PROBLEM DESCRIPTION: Locate all lines with the word "ᠨᠡᠢᠭᠡᠮ" and copy them out.

── LISTED RECORDS

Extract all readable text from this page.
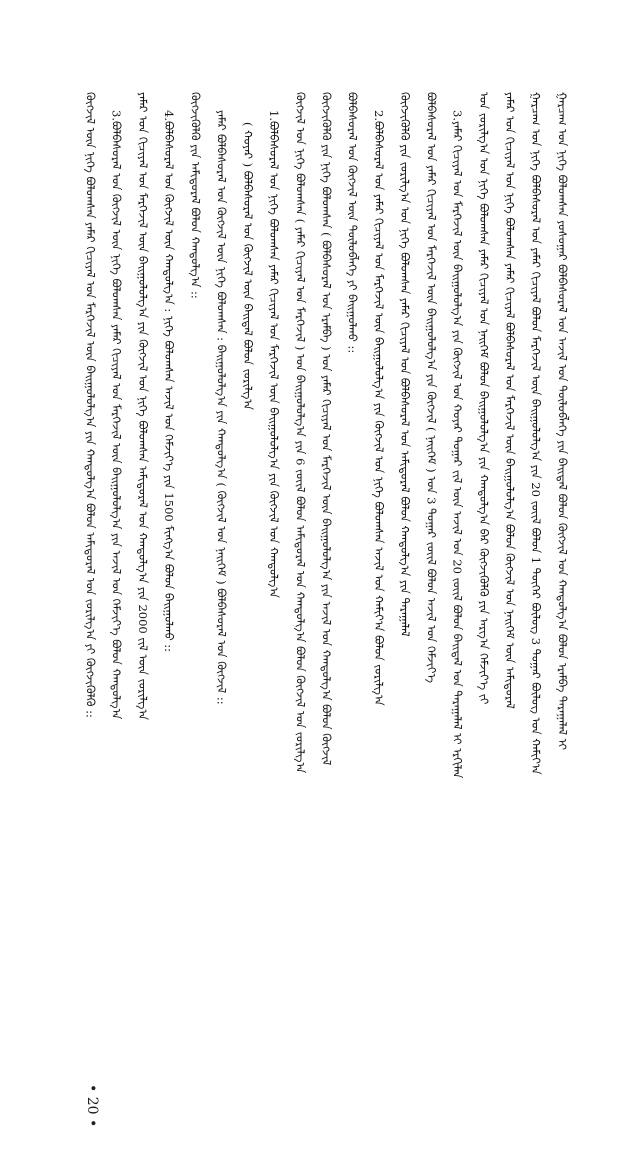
ᠭᠠᠷᠴᠠᠭ ᠤᠨ ᠨᠢᠭᠡ ᠪᠣᠯᠣᠭᠰᠠᠨ ᠶᠣᠰᠣᠭᠠᠷ ᠪᠣᠯᠪᠠᠰᠤᠷᠠᠯ ᠤᠨ ᠠᠵᠢᠯ ᠤᠨ ᠲᠥᠯᠥᠪᠯᠡᠭᠡ ᠶᠢᠨ ᠪᠠᠢᠳᠠᠯ ᠪᠣᠯᠣᠨ ᠬᠥᠭᠵᠢᠯ ᠤᠨ ᠬᠠᠨᠳᠤᠯᠭ᠎ᠠ ᠪᠣᠯᠣᠨ ᠡᠷᠡᠮᠪᠡ ᠳᠠᠷᠠᠭᠠᠯᠠᠯ ᠢ
ᠭᠠᠷᠴᠠᠭ ᠤᠨ ᠨᠢᠭᠡ ᠪᠣᠯᠪᠠᠰᠤᠷᠠᠯ ᠤᠨ ᠶᠠᠮᠠᠷ ᠬᠢᠴᠢᠶᠡᠯ ᠪᠣᠯᠣᠨ ᠮᠡᠷᠭᠡᠵᠢᠯ ᠦᠨ ᠪᠠᠢᠭᠤᠯᠤᠯᠭ᠎ᠠ ᠶᠢᠨ 20 ᠵᠦᠢᠯ ᠪᠣᠯᠣᠨ 1 ᠳᠦᠭᠡᠷ ᠪᠦᠯᠦᠭ 3 ᠳᠤᠭᠠᠷ ᠪᠦᠯᠦᠭ ᠤᠨ ᠬᠠᠮᠢᠶ᠎ᠠ
ᠶᠠᠮᠠᠷ ᠤᠨ ᠬᠢᠴᠢᠶᠡᠯ ᠤᠨ ᠨᠢᠭᠡ ᠪᠣᠯᠣᠭᠰᠠᠨ ᠶᠠᠮᠠᠷ ᠬᠢᠴᠢᠶᠡᠯ ᠪᠣᠯᠪᠠᠰᠤᠷᠠᠯ ᠤᠨ ᠮᠡᠷᠭᠡᠵᠢᠯ ᠦᠨ ᠪᠠᠢᠭᠤᠯᠤᠯᠭ᠎ᠠ ᠪᠣᠯᠣᠨ ᠬᠥᠭᠵᠢᠯ ᠤᠨ ᠨᠡᠢᠭᠡᠮ ᠦᠨ ᠠᠮᠢᠳᠤᠷᠠᠯ
ᠤᠨ ᠵᠣᠷᠢᠯᠭ᠎ᠠ ᠤᠨ ᠨᠢᠭᠡ ᠪᠣᠯᠣᠭᠰᠠᠨ ᠶᠠᠮᠠᠷ ᠬᠢᠴᠢᠶᠡᠯ ᠤᠨ ᠨᠡᠢᠭᠡᠮ ᠪᠣᠯᠣᠨ ᠪᠠᠢᠭᠤᠯᠤᠯᠭ᠎ᠠ ᠶᠢᠨ ᠬᠠᠨᠳᠤᠯᠭ᠎ᠠ ᠪᠠᠷ ᠬᠥᠭᠵᠢᠭᠦᠯᠬᠦ ᠶᠢᠨ ᠠᠷᠭ᠎ᠠ ᠬᠡᠮᠵᠢᠶ᠎ᠡ ᠵᠢ
3.ᠶᠠᠮᠠᠷ ᠬᠢᠴᠢᠶᠡᠯ ᠤᠨ ᠮᠡᠷᠭᠡᠵᠢᠯ ᠦᠨ ᠪᠠᠢᠭᠤᠯᠤᠯᠭ᠎ᠠ ᠶᠢᠨ ᠬᠥᠭᠵᠢᠯ ᠤᠨ ᠬᠣᠶᠠᠷ ᠳᠤᠭᠠᠷ ᠵᠢᠯ ᠦᠨ ᠠᠵᠢᠯ ᠤᠨ 20 ᠵᠦᠢᠯ ᠪᠣᠯᠣᠨ ᠪᠠᠢᠳᠠᠯ ᠤᠨ ᠳᠠᠷᠠᠭᠠᠯᠠᠯ ᠢ ᠡᠷᠬᠢᠯᠡᠨ
ᠪᠣᠯᠪᠠᠰᠤᠷᠠᠯ ᠤᠨ ᠶᠠᠮᠠᠷ ᠬᠢᠴᠢᠶᠡᠯ ᠤᠨ ᠮᠡᠷᠭᠡᠵᠢᠯ ᠦᠨ ᠪᠠᠢᠭᠤᠯᠤᠯᠭ᠎ᠠ ᠶᠢᠨ ᠬᠥᠭᠵᠢᠯ ( ᠨᠡᠢᠭᠡᠮ ) ᠤᠨ 3 ᠳᠤᠭᠠᠷ ᠵᠦᠢᠯ ᠪᠣᠯᠣᠨ ᠠᠵᠢᠯ ᠤᠨ ᠬᠡᠮᠵᠢᠶ᠎ᠡ
ᠬᠥᠭᠵᠢᠭᠦᠯᠬᠦ ᠶᠢᠨ ᠵᠣᠷᠢᠯᠭ᠎ᠠ ᠤᠨ ᠨᠢᠭᠡ ᠪᠣᠯᠣᠭᠰᠠᠨ ᠶᠠᠮᠠᠷ ᠬᠢᠴᠢᠶᠡᠯ ᠤᠨ ᠪᠣᠯᠪᠠᠰᠤᠷᠠᠯ ᠤᠨ ᠠᠮᠢᠳᠤᠷᠠᠯ ᠪᠣᠯᠣᠨ ᠬᠠᠨᠳᠤᠯᠭ᠎ᠠ ᠶᠢᠨ ᠳᠠᠷᠠᠭᠠᠯᠠᠯ
2.ᠪᠣᠯᠪᠠᠰᠤᠷᠠᠯ ᠤᠨ ᠶᠠᠮᠠᠷ ᠬᠢᠴᠢᠶᠡᠯ ᠤᠨ ᠮᠡᠷᠭᠡᠵᠢᠯ ᠦᠨ ᠪᠠᠢᠭᠤᠯᠤᠯᠭ᠎ᠠ ᠶᠢᠨ ᠬᠥᠭᠵᠢᠯ ᠤᠨ ᠨᠢᠭᠡ ᠪᠣᠯᠣᠭᠰᠠᠨ ᠠᠵᠢᠯ ᠤᠨ ᠬᠠᠮᠢᠶ᠎ᠠ ᠪᠣᠯᠣᠨ ᠵᠣᠷᠢᠯᠭ᠎ᠠ
ᠪᠣᠯᠪᠠᠰᠤᠷᠠᠯ ᠤᠨ ᠬᠥᠭᠵᠢᠯ ᠦᠨ ᠲᠥᠯᠥᠪᠯᠡᠭᠡ ᠶᠢ ᠪᠠᠢᠭᠤᠯᠬᠤ ::
ᠬᠥᠭᠵᠢᠭᠦᠯᠬᠦ ᠶᠢᠨ ᠨᠢᠭᠡ ᠪᠣᠯᠣᠭᠰᠠᠨ ( ᠪᠣᠯᠪᠠᠰᠤᠷᠠᠯ ᠤᠨ ᠡᠷᠡᠮᠪᠡ ) ᠤᠨ ᠶᠠᠮᠠᠷ ᠬᠢᠴᠢᠶᠡᠯ ᠤᠨ ᠮᠡᠷᠭᠡᠵᠢᠯ ᠦᠨ ᠪᠠᠢᠭᠤᠯᠤᠯᠭ᠎ᠠ ᠶᠢᠨ ᠠᠵᠢᠯ ᠤᠨ ᠬᠠᠨᠳᠤᠯᠭ᠎ᠠ ᠪᠣᠯᠣᠨ ᠬᠥᠭᠵᠢᠯ
ᠬᠥᠭᠵᠢᠯ ᠤᠨ ᠨᠢᠭᠡ ᠪᠣᠯᠣᠭᠰᠠᠨ ( ᠶᠠᠮᠠᠷ ᠬᠢᠴᠢᠶᠡᠯ ᠤᠨ ᠮᠡᠷᠭᠡᠵᠢᠯ ) ᠤᠨ ᠪᠠᠢᠭᠤᠯᠤᠯᠭ᠎ᠠ ᠶᠢᠨ 6 ᠵᠦᠢᠯ ᠪᠣᠯᠣᠨ ᠠᠮᠢᠳᠤᠷᠠᠯ ᠤᠨ ᠬᠠᠨᠳᠤᠯᠭ᠎ᠠ ᠪᠣᠯᠣᠨ ᠬᠥᠭᠵᠢᠯ ᠤᠨ ᠵᠣᠷᠢᠯᠭ᠎ᠠ
1.ᠪᠣᠯᠪᠠᠰᠤᠷᠠᠯ ᠤᠨ ᠨᠢᠭᠡ ᠪᠣᠯᠣᠭᠰᠠᠨ ᠶᠠᠮᠠᠷ ᠬᠢᠴᠢᠶᠡᠯ ᠤᠨ ᠮᠡᠷᠭᠡᠵᠢᠯ ᠦᠨ ᠪᠠᠢᠭᠤᠯᠤᠯᠭ᠎ᠠ ᠶᠢᠨ ᠬᠥᠭᠵᠢᠯ ᠤᠨ ᠬᠠᠨᠳᠤᠯᠭ᠎ᠠ
( ᠬᠣᠶᠠᠷ ) ᠪᠣᠯᠪᠠᠰᠤᠷᠠᠯ ᠤᠨ ᠬᠥᠭᠵᠢᠯ ᠦᠨ ᠪᠠᠢᠳᠠᠯ ᠪᠣᠯᠣᠨ ᠵᠣᠷᠢᠯᠭ᠎ᠠ
ᠶᠠᠮᠠᠷ ᠪᠣᠯᠪᠠᠰᠤᠷᠠᠯ ᠤᠨ ᠬᠥᠭᠵᠢᠯ ᠦᠨ ᠨᠢᠭᠡ ᠪᠣᠯᠣᠭᠰᠠᠨ : ᠪᠠᠢᠭᠤᠯᠤᠯᠭ᠎ᠠ ᠶᠢᠨ ᠬᠠᠨᠳᠤᠯᠭ᠎ᠠ ( ᠬᠥᠭᠵᠢᠯ ᠤᠨ ᠨᠡᠢᠭᠡᠮ ) ᠪᠣᠯᠪᠠᠰᠤᠷᠠᠯ ᠤᠨ ᠬᠥᠭᠵᠢᠯ ::
ᠬᠥᠭᠵᠢᠭᠦᠯᠬᠦ ᠶᠢᠨ ᠠᠮᠢᠳᠤᠷᠠᠯ ᠪᠣᠯᠣᠨ ᠬᠠᠨᠳᠤᠯᠭ᠎ᠠ ::
4.ᠪᠣᠯᠪᠠᠰᠤᠷᠠᠯ ᠤᠨ ᠬᠥᠭᠵᠢᠯ ᠦᠨ ᠬᠠᠨᠳᠤᠯᠭ᠎ᠠ : ᠨᠢᠭᠡ ᠪᠣᠯᠣᠭᠰᠠᠨ ᠠᠵᠢᠯ ᠤᠨ ᠬᠡᠮᠵᠢᠶ᠎ᠡ ᠶᠢᠨ 1500 ᠮᠢᠩᠭ᠎ᠠ ᠪᠣᠯᠣᠨ ᠪᠠᠢᠭᠤᠯᠬᠤ ::
ᠶᠠᠮᠠᠷ ᠤᠨ ᠬᠢᠴᠢᠶᠡᠯ ᠤᠨ ᠮᠡᠷᠭᠡᠵᠢᠯ ᠦᠨ ᠪᠠᠢᠭᠤᠯᠤᠯᠭ᠎ᠠ ᠶᠢᠨ ᠬᠥᠭᠵᠢᠯ ᠤᠨ ᠨᠢᠭᠡ ᠪᠣᠯᠣᠭᠰᠠᠨ ᠠᠮᠢᠳᠤᠷᠠᠯ ᠤᠨ ᠬᠠᠨᠳᠤᠯᠭ᠎ᠠ ᠶᠢᠨ 2000 ᠵᠢᠯ ᠦᠨ ᠵᠣᠷᠢᠯᠭ᠎ᠠ
3.ᠪᠣᠯᠪᠠᠰᠤᠷᠠᠯ ᠤᠨ ᠬᠥᠭᠵᠢᠯ ᠦᠨ ᠨᠢᠭᠡ ᠪᠣᠯᠣᠭᠰᠠᠨ ᠶᠠᠮᠠᠷ ᠬᠢᠴᠢᠶᠡᠯ ᠤᠨ ᠮᠡᠷᠭᠡᠵᠢᠯ ᠦᠨ ᠪᠠᠢᠭᠤᠯᠤᠯᠭ᠎ᠠ ᠶᠢᠨ ᠠᠵᠢᠯ ᠤᠨ ᠬᠡᠮᠵᠢᠶ᠎ᠡ ᠪᠣᠯᠣᠨ ᠬᠠᠨᠳᠤᠯᠭ᠎ᠠ
ᠬᠥᠭᠵᠢᠯ ᠦᠨ ᠨᠢᠭᠡ ᠪᠣᠯᠣᠭᠰᠠᠨ ᠶᠠᠮᠠᠷ ᠬᠢᠴᠢᠶᠡᠯ ᠤᠨ ᠮᠡᠷᠭᠡᠵᠢᠯ ᠦᠨ ᠪᠠᠢᠭᠤᠯᠤᠯᠭ᠎ᠠ ᠶᠢᠨ ᠬᠠᠨᠳᠤᠯᠭ᠎ᠠ ᠪᠣᠯᠣᠨ ᠠᠮᠢᠳᠤᠷᠠᠯ ᠤᠨ ᠵᠣᠷᠢᠯᠭ᠎ᠠ ᠶᠢ ᠬᠥᠭᠵᠢᠭᠦᠯᠬᠦ ::
• 20 •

────

EXERCISE OUTPUT:
ᠶᠠᠮᠠᠷ ᠤᠨ ᠬᠢᠴᠢᠶᠡᠯ ᠤᠨ ᠨᠢᠭᠡ ᠪᠣᠯᠣᠭᠰᠠᠨ ᠶᠠᠮᠠᠷ ᠬᠢᠴᠢᠶᠡᠯ ᠪᠣᠯᠪᠠᠰᠤᠷᠠᠯ ᠤᠨ ᠮᠡᠷᠭᠡᠵᠢᠯ ᠦᠨ ᠪᠠᠢᠭᠤᠯᠤᠯᠭ᠎ᠠ ᠪᠣᠯᠣᠨ ᠬᠥᠭᠵᠢᠯ ᠤᠨ ᠨᠡᠢᠭᠡᠮ ᠦᠨ ᠠᠮᠢᠳᠤᠷᠠᠯ
ᠤᠨ ᠵᠣᠷᠢᠯᠭ᠎ᠠ ᠤᠨ ᠨᠢᠭᠡ ᠪᠣᠯᠣᠭᠰᠠᠨ ᠶᠠᠮᠠᠷ ᠬᠢᠴᠢᠶᠡᠯ ᠤᠨ ᠨᠡᠢᠭᠡᠮ ᠪᠣᠯᠣᠨ ᠪᠠᠢᠭᠤᠯᠤᠯᠭ᠎ᠠ ᠶᠢᠨ ᠬᠠᠨᠳᠤᠯᠭ᠎ᠠ ᠪᠠᠷ ᠬᠥᠭᠵᠢᠭᠦᠯᠬᠦ ᠶᠢᠨ ᠠᠷᠭ᠎ᠠ ᠬᠡᠮᠵᠢᠶ᠎ᠡ ᠵᠢ
ᠪᠣᠯᠪᠠᠰᠤᠷᠠᠯ ᠤᠨ ᠶᠠᠮᠠᠷ ᠬᠢᠴᠢᠶᠡᠯ ᠤᠨ ᠮᠡᠷᠭᠡᠵᠢᠯ ᠦᠨ ᠪᠠᠢᠭᠤᠯᠤᠯᠭ᠎ᠠ ᠶᠢᠨ ᠬᠥᠭᠵᠢᠯ ( ᠨᠡᠢᠭᠡᠮ ) ᠤᠨ 3 ᠳᠤᠭᠠᠷ ᠵᠦᠢᠯ ᠪᠣᠯᠣᠨ ᠠᠵᠢᠯ ᠤᠨ ᠬᠡᠮᠵᠢᠶ᠎ᠡ
ᠶᠠᠮᠠᠷ ᠪᠣᠯᠪᠠᠰᠤᠷᠠᠯ ᠤᠨ ᠬᠥᠭᠵᠢᠯ ᠦᠨ ᠨᠢᠭᠡ ᠪᠣᠯᠣᠭᠰᠠᠨ : ᠪᠠᠢᠭᠤᠯᠤᠯᠭ᠎ᠠ ᠶᠢᠨ ᠬᠠᠨᠳᠤᠯᠭ᠎ᠠ ( ᠬᠥᠭᠵᠢᠯ ᠤᠨ ᠨᠡᠢᠭᠡᠮ ) ᠪᠣᠯᠪᠠᠰᠤᠷᠠᠯ ᠤᠨ ᠬᠥᠭᠵᠢᠯ ::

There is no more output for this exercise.